* [WHAT TO WORK ON] Please duplicate the data from the line containing "room-number: 1 [309, 118, 329, 134]" through the line containing "dimension-label: 3.79 [151, 357, 163, 379]", both included, reproducing those lines as they stand.

* [INFORMATION SHOWN]
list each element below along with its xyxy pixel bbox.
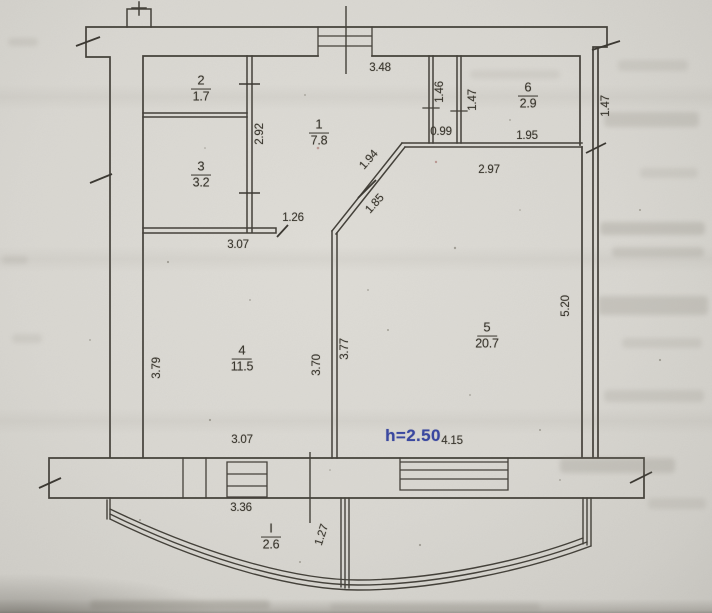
room-number: 1 [309, 118, 329, 134]
dimension-label: 4.15 [441, 435, 463, 447]
dimension-label: 3.07 [231, 434, 253, 446]
dimension-label: 0.99 [430, 126, 452, 138]
paper-grain [0, 0, 712, 613]
room-area: 11.5 [231, 359, 254, 373]
room-area: 20.7 [475, 336, 499, 350]
room-number: 3 [191, 160, 211, 176]
dimension-label: 3.36 [230, 502, 252, 514]
room-area: 7.8 [309, 133, 329, 147]
dimension-label: 1.46 [434, 81, 446, 103]
dimension-label: 1.95 [516, 130, 538, 142]
dimension-label: 3.77 [339, 338, 351, 360]
floorplan-drawing [0, 0, 712, 613]
room-area: 3.2 [191, 175, 211, 189]
room-area: 2.9 [518, 96, 538, 110]
room-area: 2.6 [261, 537, 281, 551]
dimension-label: 3.48 [369, 62, 391, 74]
room-label-I: I2.6 [261, 521, 281, 552]
dimension-label: 3.70 [311, 354, 323, 376]
room-label-5: 520.7 [475, 320, 499, 351]
dimension-label: 5.20 [560, 295, 572, 317]
room-area: 1.7 [191, 89, 211, 103]
room-number: 5 [477, 321, 497, 337]
room-label-2: 21.7 [191, 73, 211, 104]
room-number: 2 [191, 74, 211, 90]
dimension-label: 2.92 [254, 123, 266, 145]
scanned-floorplan-page: 3.482.921.461.471.470.991.952.971.941.85… [0, 0, 712, 613]
dimension-label: 3.79 [151, 357, 163, 379]
dimension-label: 1.26 [282, 212, 304, 224]
room-number: 4 [232, 344, 252, 360]
room-label-6: 62.9 [518, 80, 538, 111]
room-label-1: 17.8 [309, 117, 329, 148]
room-label-4: 411.5 [231, 343, 254, 374]
room-number: 6 [518, 81, 538, 97]
dimension-label: 1.47 [467, 89, 479, 111]
ceiling-height-label: h=2.50 [385, 426, 441, 446]
dimension-label: 2.97 [478, 164, 500, 176]
room-number: I [261, 522, 281, 538]
room-label-3: 33.2 [191, 159, 211, 190]
dimension-label: 3.07 [227, 239, 249, 251]
dimension-label: 1.47 [600, 95, 612, 117]
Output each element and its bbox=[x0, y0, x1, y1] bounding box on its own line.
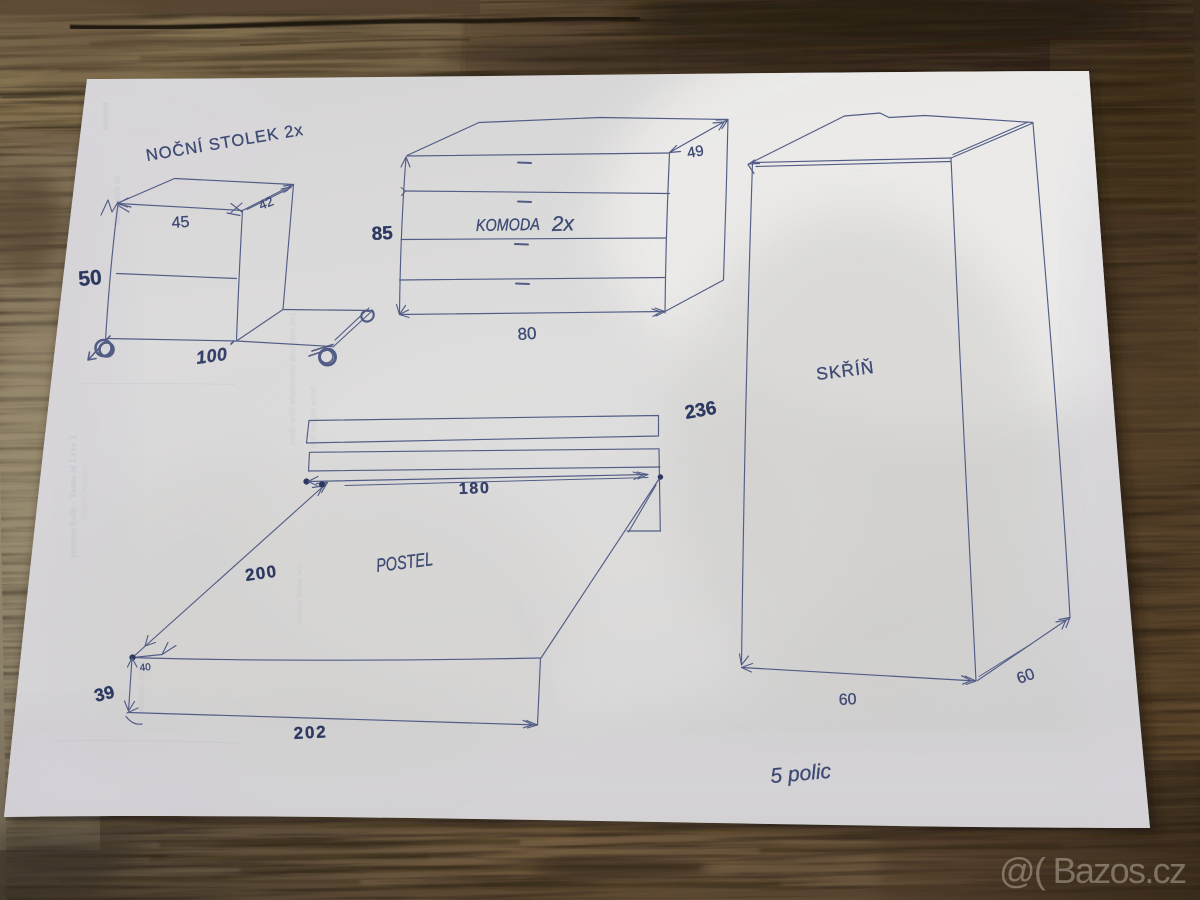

* [RESULT OF THIS EXERCISE]
room-number: 1 [309, 118, 329, 134]
dimension-label: 4.15 [441, 435, 463, 447]
dimension-label: 3.07 [231, 434, 253, 446]
dimension-label: 0.99 [430, 126, 452, 138]
paper-grain [0, 0, 712, 613]
room-area: 11.5 [231, 359, 254, 373]
room-area: 20.7 [475, 336, 499, 350]
room-number: 3 [191, 160, 211, 176]
dimension-label: 3.36 [230, 502, 252, 514]
room-area: 7.8 [309, 133, 329, 147]
dimension-label: 1.46 [434, 81, 446, 103]
dimension-label: 1.95 [516, 130, 538, 142]
dimension-label: 3.77 [339, 338, 351, 360]
floorplan-drawing [0, 0, 712, 613]
room-area: 3.2 [191, 175, 211, 189]
room-area: 2.9 [518, 96, 538, 110]
room-area: 2.6 [261, 537, 281, 551]
dimension-label: 3.48 [369, 62, 391, 74]
room-label-I: I2.6 [261, 521, 281, 552]
dimension-label: 3.70 [311, 354, 323, 376]
room-label-5: 520.7 [475, 320, 499, 351]
dimension-label: 5.20 [560, 295, 572, 317]
room-area: 1.7 [191, 89, 211, 103]
room-number: 5 [477, 321, 497, 337]
room-label-2: 21.7 [191, 73, 211, 104]
room-number: 2 [191, 74, 211, 90]
dimension-label: 2.92 [254, 123, 266, 145]
scanned-floorplan-page: 3.482.921.461.471.470.991.952.971.941.85… [0, 0, 712, 613]
dimension-label: 3.79 [151, 357, 163, 379]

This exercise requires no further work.